*What needs to be done*
Leave out any picture and return the remaining listing below exactly as given.

(Collected data entries)
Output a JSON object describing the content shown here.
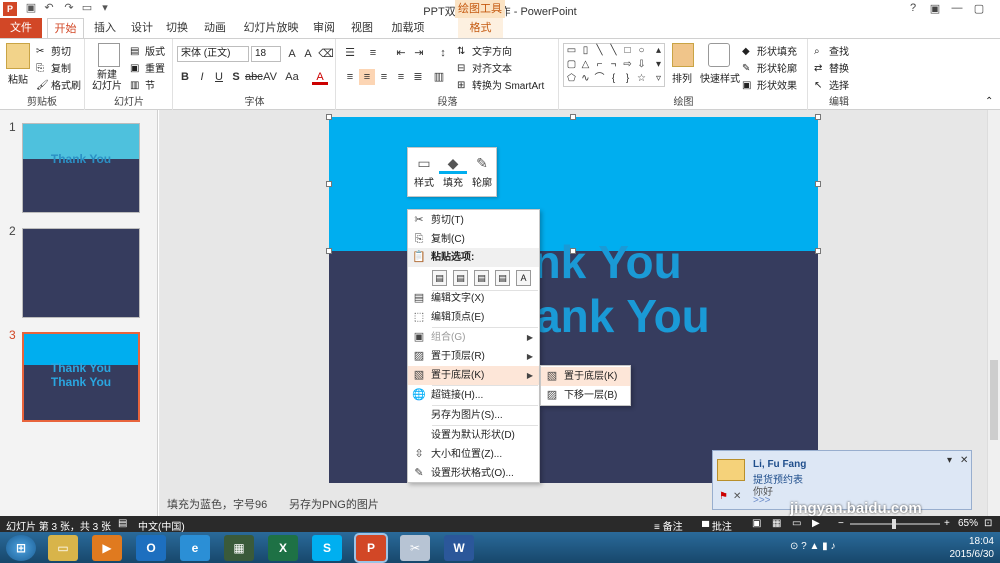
{
  "window": {
    "title": "PPT双色字的制作 - PowerPoint",
    "context_group": "绘图工具",
    "app_badge": "P"
  },
  "tabs": [
    "文件",
    "开始",
    "插入",
    "设计",
    "切换",
    "动画",
    "幻灯片放映",
    "审阅",
    "视图",
    "加载项",
    "格式"
  ],
  "ribbon": {
    "clipboard": {
      "label": "剪贴板",
      "paste": "粘贴",
      "cut": "剪切",
      "copy": "复制",
      "format_painter": "格式刷"
    },
    "slides": {
      "label": "幻灯片",
      "new_slide": "新建\n幻灯片",
      "layout": "版式",
      "reset": "重置",
      "section": "节"
    },
    "font": {
      "label": "字体",
      "font_name": "宋体 (正文)",
      "font_size": "18"
    },
    "paragraph": {
      "label": "段落",
      "text_direction": "文字方向",
      "align_text": "对齐文本",
      "smartart": "转换为 SmartArt"
    },
    "drawing": {
      "label": "绘图",
      "arrange": "排列",
      "quick_styles": "快速样式",
      "shape_fill": "形状填充",
      "shape_outline": "形状轮廓",
      "shape_effects": "形状效果"
    },
    "editing": {
      "label": "编辑",
      "find": "查找",
      "replace": "替换",
      "select": "选择"
    }
  },
  "slides_pane": [
    {
      "num": "1",
      "text": "Thank You"
    },
    {
      "num": "2",
      "text": ""
    },
    {
      "num": "3",
      "text1": "Thank You",
      "text2": "Thank You"
    }
  ],
  "slide": {
    "line1": "ank You",
    "line2": "hank You"
  },
  "mini_toolbar": {
    "style": "样式",
    "fill": "填充",
    "outline": "轮廓"
  },
  "context_menu": {
    "cut": "剪切(T)",
    "copy": "复制(C)",
    "paste_options": "粘贴选项:",
    "edit_text": "编辑文字(X)",
    "edit_points": "编辑顶点(E)",
    "group": "组合(G)",
    "bring_to_front": "置于顶层(R)",
    "send_to_back": "置于底层(K)",
    "hyperlink": "超链接(H)...",
    "save_as_picture": "另存为图片(S)...",
    "set_default": "设置为默认形状(D)",
    "size_position": "大小和位置(Z)...",
    "format_shape": "设置形状格式(O)..."
  },
  "submenu": {
    "send_to_back": "置于底层(K)",
    "send_backward": "下移一层(B)"
  },
  "notes": {
    "text1": "填充为蓝色，字号96",
    "text2": "另存为PNG的图片"
  },
  "statusbar": {
    "slide_info": "幻灯片 第 3 张，共 3 张",
    "language": "中文(中国)",
    "notes_btn": "备注",
    "comments_btn": "批注",
    "zoom": "65%"
  },
  "toast": {
    "name": "Li, Fu Fang",
    "subject": "提货预约表",
    "line": "你好",
    "arrows": ">>>"
  },
  "taskbar": {
    "time": "18:04",
    "date": "2015/6/30"
  },
  "watermark": "jingyan.baidu.com",
  "colors": {
    "accent": "#d24726",
    "slide_blue": "#00aeef",
    "slide_navy": "#363c5e"
  }
}
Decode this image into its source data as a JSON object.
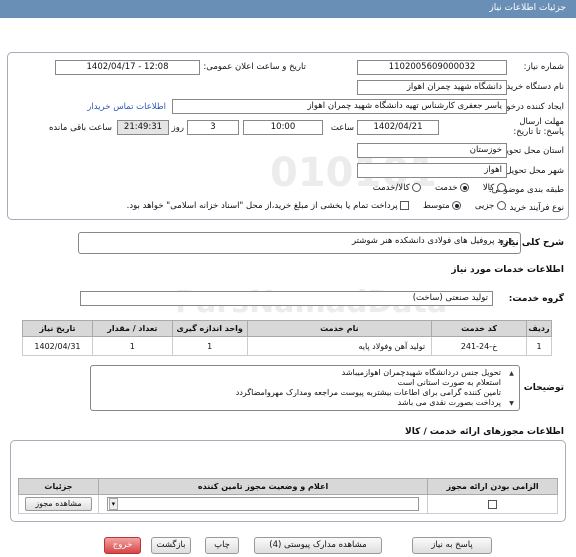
{
  "header": {
    "title": "جزئیات اطلاعات نیاز"
  },
  "form": {
    "need_number_label": "شماره نیاز:",
    "need_number": "1102005609000032",
    "announce_label": "تاریخ و ساعت اعلان عمومی:",
    "announce_value": "1402/04/17 - 12:08",
    "buyer_label": "نام دستگاه خریدار:",
    "buyer_value": "دانشگاه شهید چمران اهواز",
    "creator_label": "ایجاد کننده درخواست:",
    "creator_value": "یاسر جعفری کارشناس تهیه دانشگاه شهید چمران اهواز",
    "contact_link": "اطلاعات تماس خریدار",
    "deadline_label": "مهلت ارسال پاسخ: تا تاریخ:",
    "deadline_date": "1402/04/21",
    "time_label": "ساعت",
    "deadline_time": "10:00",
    "days_value": "3",
    "days_label": "روز و",
    "remaining_time": "21:49:31",
    "remaining_label": "ساعت باقی مانده",
    "province_label": "استان محل تحویل:",
    "province_value": "خوزستان",
    "city_label": "شهر محل تحویل:",
    "city_value": "اهواز",
    "category_label": "طبقه بندی موضوعی:",
    "category_options": [
      "کالا",
      "خدمت",
      "کالا/خدمت"
    ],
    "category_selected": "خدمت",
    "process_label": "نوع فرآیند خرید :",
    "process_options": [
      "جزیی",
      "متوسط"
    ],
    "process_selected": "متوسط",
    "payment_note": "پرداخت تمام یا بخشی از مبلغ خرید،از محل \"اسناد خزانه اسلامی\" خواهد بود."
  },
  "general_desc": {
    "label": "شرح کلی نیاز:",
    "value": "خرید پروفیل های فولادی دانشکده هنر شوشتر"
  },
  "services_section": {
    "title": "اطلاعات خدمات مورد نیاز"
  },
  "service_group": {
    "label": "گروه خدمت:",
    "value": "تولید صنعتی (ساخت)"
  },
  "items_table": {
    "headers": [
      "ردیف",
      "کد خدمت",
      "نام خدمت",
      "واحد اندازه گیری",
      "تعداد / مقدار",
      "تاریخ نیاز"
    ],
    "rows": [
      [
        "1",
        "خ-24-241",
        "تولید آهن وفولاد پایه",
        "1",
        "1",
        "1402/04/31"
      ]
    ]
  },
  "buyer_notes": {
    "label": "توضیحات خریدار:",
    "lines": [
      "تحویل جنس دردانشگاه شهیدچمران اهوازمیباشد",
      "استعلام به صورت استانی است",
      "تامین کننده گرامی برای اطاعات بیشتربه پیوست مراجعه ومدارک مهروامضاگردد",
      "پرداخت بصورت نقدی  می باشد"
    ]
  },
  "permits_section": {
    "title": "اطلاعات مجوزهای ارائه خدمت / کالا"
  },
  "permits_table": {
    "headers": [
      "الزامی بودن ارائه مجوز",
      "اعلام و وضعیت مجوز تامین کننده",
      "جزئیات"
    ],
    "view_button": "مشاهده مجوز"
  },
  "watermark": {
    "line1": "ParsNamadData",
    "line2": "۰۲۱-۸۸۳۴۹۶۷۰",
    "digits": "010101"
  },
  "buttons": {
    "reply": "پاسخ به نیاز",
    "docs": "مشاهده مدارک پیوستی (4)",
    "print": "چاپ",
    "back": "بازگشت",
    "exit": "خروج"
  }
}
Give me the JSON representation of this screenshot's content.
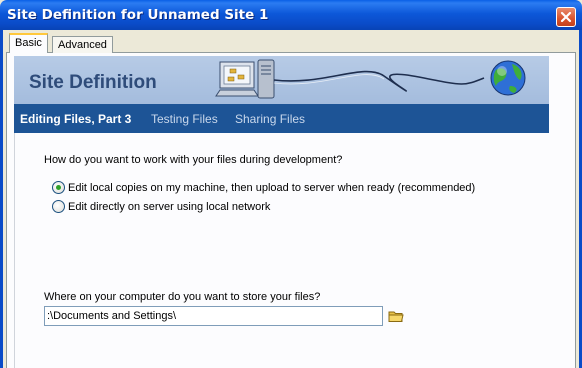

*Written answer*
Output a JSON object describing the content shown here.
{
  "window": {
    "title": "PPT双色字的制作 - PowerPoint",
    "context_group": "绘图工具",
    "app_badge": "P"
  },
  "tabs": [
    "文件",
    "开始",
    "插入",
    "设计",
    "切换",
    "动画",
    "幻灯片放映",
    "审阅",
    "视图",
    "加载项",
    "格式"
  ],
  "ribbon": {
    "clipboard": {
      "label": "剪贴板",
      "paste": "粘贴",
      "cut": "剪切",
      "copy": "复制",
      "format_painter": "格式刷"
    },
    "slides": {
      "label": "幻灯片",
      "new_slide": "新建\n幻灯片",
      "layout": "版式",
      "reset": "重置",
      "section": "节"
    },
    "font": {
      "label": "字体",
      "font_name": "宋体 (正文)",
      "font_size": "18"
    },
    "paragraph": {
      "label": "段落",
      "text_direction": "文字方向",
      "align_text": "对齐文本",
      "smartart": "转换为 SmartArt"
    },
    "drawing": {
      "label": "绘图",
      "arrange": "排列",
      "quick_styles": "快速样式",
      "shape_fill": "形状填充",
      "shape_outline": "形状轮廓",
      "shape_effects": "形状效果"
    },
    "editing": {
      "label": "编辑",
      "find": "查找",
      "replace": "替换",
      "select": "选择"
    }
  },
  "slides_pane": [
    {
      "num": "1",
      "text": "Thank You"
    },
    {
      "num": "2",
      "text": ""
    },
    {
      "num": "3",
      "text1": "Thank You",
      "text2": "Thank You"
    }
  ],
  "slide": {
    "line1": "ank You",
    "line2": "hank You"
  },
  "mini_toolbar": {
    "style": "样式",
    "fill": "填充",
    "outline": "轮廓"
  },
  "context_menu": {
    "cut": "剪切(T)",
    "copy": "复制(C)",
    "paste_options": "粘贴选项:",
    "edit_text": "编辑文字(X)",
    "edit_points": "编辑顶点(E)",
    "group": "组合(G)",
    "bring_to_front": "置于顶层(R)",
    "send_to_back": "置于底层(K)",
    "hyperlink": "超链接(H)...",
    "save_as_picture": "另存为图片(S)...",
    "set_default": "设置为默认形状(D)",
    "size_position": "大小和位置(Z)...",
    "format_shape": "设置形状格式(O)..."
  },
  "submenu": {
    "send_to_back": "置于底层(K)",
    "send_backward": "下移一层(B)"
  },
  "notes": {
    "text1": "填充为蓝色，字号96",
    "text2": "另存为PNG的图片"
  },
  "statusbar": {
    "slide_info": "幻灯片 第 3 张，共 3 张",
    "language": "中文(中国)",
    "notes_btn": "备注",
    "comments_btn": "批注",
    "zoom": "65%"
  },
  "toast": {
    "name": "Li, Fu Fang",
    "subject": "提货预约表",
    "line": "你好",
    "arrows": ">>>"
  },
  "taskbar": {
    "time": "18:04",
    "date": "2015/6/30"
  },
  "watermark": "jingyan.baidu.com",
  "colors": {
    "accent": "#d24726",
    "slide_blue": "#00aeef",
    "slide_navy": "#363c5e"
  }
}
Decode this image into its source data as a JSON object.
{
  "header": {
    "title": "جزئیات اطلاعات نیاز"
  },
  "form": {
    "need_number_label": "شماره نیاز:",
    "need_number": "1102005609000032",
    "announce_label": "تاریخ و ساعت اعلان عمومی:",
    "announce_value": "1402/04/17 - 12:08",
    "buyer_label": "نام دستگاه خریدار:",
    "buyer_value": "دانشگاه شهید چمران اهواز",
    "creator_label": "ایجاد کننده درخواست:",
    "creator_value": "یاسر جعفری کارشناس تهیه دانشگاه شهید چمران اهواز",
    "contact_link": "اطلاعات تماس خریدار",
    "deadline_label": "مهلت ارسال پاسخ: تا تاریخ:",
    "deadline_date": "1402/04/21",
    "time_label": "ساعت",
    "deadline_time": "10:00",
    "days_value": "3",
    "days_label": "روز و",
    "remaining_time": "21:49:31",
    "remaining_label": "ساعت باقی مانده",
    "province_label": "استان محل تحویل:",
    "province_value": "خوزستان",
    "city_label": "شهر محل تحویل:",
    "city_value": "اهواز",
    "category_label": "طبقه بندی موضوعی:",
    "category_options": [
      "کالا",
      "خدمت",
      "کالا/خدمت"
    ],
    "category_selected": "خدمت",
    "process_label": "نوع فرآیند خرید :",
    "process_options": [
      "جزیی",
      "متوسط"
    ],
    "process_selected": "متوسط",
    "payment_note": "پرداخت تمام یا بخشی از مبلغ خرید،از محل \"اسناد خزانه اسلامی\" خواهد بود."
  },
  "general_desc": {
    "label": "شرح کلی نیاز:",
    "value": "خرید پروفیل های فولادی دانشکده هنر شوشتر"
  },
  "services_section": {
    "title": "اطلاعات خدمات مورد نیاز"
  },
  "service_group": {
    "label": "گروه خدمت:",
    "value": "تولید صنعتی (ساخت)"
  },
  "items_table": {
    "headers": [
      "ردیف",
      "کد خدمت",
      "نام خدمت",
      "واحد اندازه گیری",
      "تعداد / مقدار",
      "تاریخ نیاز"
    ],
    "rows": [
      [
        "1",
        "خ-24-241",
        "تولید آهن وفولاد پایه",
        "1",
        "1",
        "1402/04/31"
      ]
    ]
  },
  "buyer_notes": {
    "label": "توضیحات خریدار:",
    "lines": [
      "تحویل جنس دردانشگاه شهیدچمران اهوازمیباشد",
      "استعلام به صورت استانی است",
      "تامین کننده گرامی برای اطاعات بیشتربه پیوست مراجعه ومدارک مهروامضاگردد",
      "پرداخت بصورت نقدی  می باشد"
    ]
  },
  "permits_section": {
    "title": "اطلاعات مجوزهای ارائه خدمت / کالا"
  },
  "permits_table": {
    "headers": [
      "الزامی بودن ارائه مجوز",
      "اعلام و وضعیت مجوز تامین کننده",
      "جزئیات"
    ],
    "view_button": "مشاهده مجوز"
  },
  "watermark": {
    "line1": "ParsNamadData",
    "line2": "۰۲۱-۸۸۳۴۹۶۷۰",
    "digits": "010101"
  },
  "buttons": {
    "reply": "پاسخ به نیاز",
    "docs": "مشاهده مدارک پیوستی (4)",
    "print": "چاپ",
    "back": "بازگشت",
    "exit": "خروج"
  }
}
Give me the JSON representation of this screenshot's content.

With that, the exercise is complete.